Check each line of the material. Copy those containing "Pappe".

• [Stored items from a collection]:
** BEGIN **

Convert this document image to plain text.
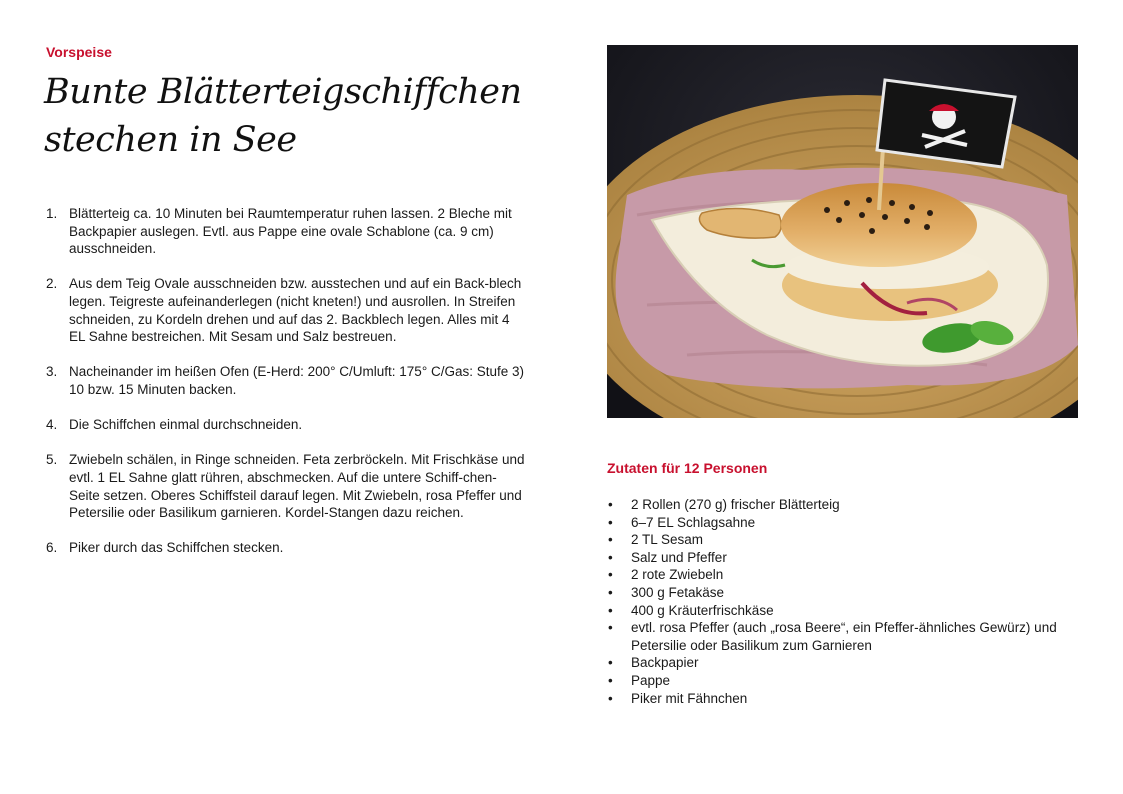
Vorspeise
Bunte Blätterteigschiffchen
stechen in See
1. Blätterteig ca. 10 Minuten bei Raumtemperatur ruhen lassen. 2 Bleche mit Backpapier auslegen. Evtl. aus Pappe eine ovale Schablone (ca. 9 cm) ausschneiden.
2. Aus dem Teig Ovale ausschneiden bzw. ausstechen und auf ein Back-blech legen. Teigreste aufeinanderlegen (nicht kneten!) und ausrollen. In Streifen schneiden, zu Kordeln drehen und auf das 2. Backblech legen. Alles mit 4 EL Sahne bestreichen. Mit Sesam und Salz bestreuen.
3. Nacheinander im heißen Ofen (E-Herd: 200° C/Umluft: 175° C/Gas: Stufe 3) 10 bzw. 15 Minuten backen.
4. Die Schiffchen einmal durchschneiden.
5. Zwiebeln schälen, in Ringe schneiden. Feta zerbröckeln. Mit Frischkäse und evtl. 1 EL Sahne glatt rühren, abschmecken. Auf die untere Schiff-chen-Seite setzen. Oberes Schiffsteil darauf legen. Mit Zwiebeln, rosa Pfeffer und Petersilie oder Basilikum garnieren. Kordel-Stangen dazu reichen.
6. Piker durch das Schiffchen stecken.
Zutaten für 12 Personen
• 2 Rollen (270 g) frischer Blätterteig
• 6–7 EL Schlagsahne
• 2 TL Sesam
• Salz und Pfeffer
• 2 rote Zwiebeln
• 300 g Fetakäse
• 400 g Kräuterfrischkäse
• evtl. rosa Pfeffer (auch „rosa Beere“, ein Pfeffer-ähnliches Gewürz) und Petersilie oder Basilikum zum Garnieren
• Backpapier
• Pappe
• Piker mit Fähnchen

** END **

• [Solved exercise]:
1. Blätterteig ca. 10 Minuten bei Raumtemperatur ruhen lassen. 2 Bleche mit Backpapier auslegen. Evtl. aus Pappe eine ovale Schablone (ca. 9 cm) ausschneiden.
• Pappe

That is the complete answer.